- [What the exercise asks]
In your copy, repeat the records exactly and leave out the pictures.

(Dataset records)
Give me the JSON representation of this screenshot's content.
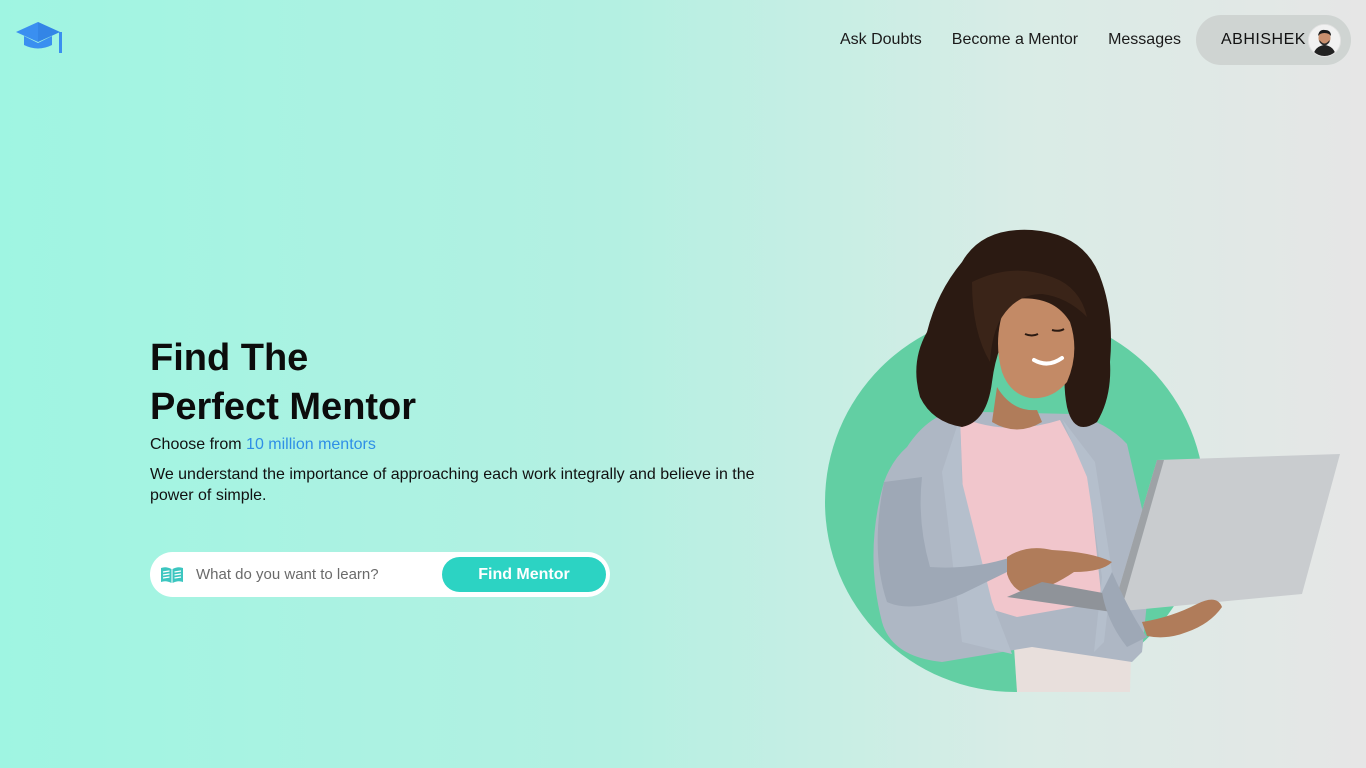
{
  "nav": {
    "links": [
      "Ask Doubts",
      "Become a Mentor",
      "Messages"
    ],
    "user_name": "ABHISHEK"
  },
  "hero": {
    "title_line1": "Find The",
    "title_line2": "Perfect Mentor",
    "sub_prefix": "Choose from ",
    "sub_highlight": "10 million mentors",
    "description": "We understand the importance of approaching each work integrally and believe in the power of simple."
  },
  "search": {
    "placeholder": "What do you want to learn?",
    "button_label": "Find Mentor"
  },
  "icons": {
    "logo": "graduation-cap-icon",
    "search": "open-book-icon"
  },
  "colors": {
    "accent_blue": "#2f8fe6",
    "button_teal": "#2cd3c3",
    "circle_green": "#62cfa3",
    "logo_blue": "#3a8ff0"
  }
}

- [In response]
Give me the JSON representation of this screenshot's content.
{
  "nav": {
    "links": [
      "Ask Doubts",
      "Become a Mentor",
      "Messages"
    ],
    "user_name": "ABHISHEK"
  },
  "hero": {
    "title_line1": "Find The",
    "title_line2": "Perfect Mentor",
    "sub_prefix": "Choose from ",
    "sub_highlight": "10 million mentors",
    "description": "We understand the importance of approaching each work integrally and believe in the power of simple."
  },
  "search": {
    "placeholder": "What do you want to learn?",
    "button_label": "Find Mentor"
  },
  "icons": {
    "logo": "graduation-cap-icon",
    "search": "open-book-icon"
  },
  "colors": {
    "accent_blue": "#2f8fe6",
    "button_teal": "#2cd3c3",
    "circle_green": "#62cfa3",
    "logo_blue": "#3a8ff0"
  }
}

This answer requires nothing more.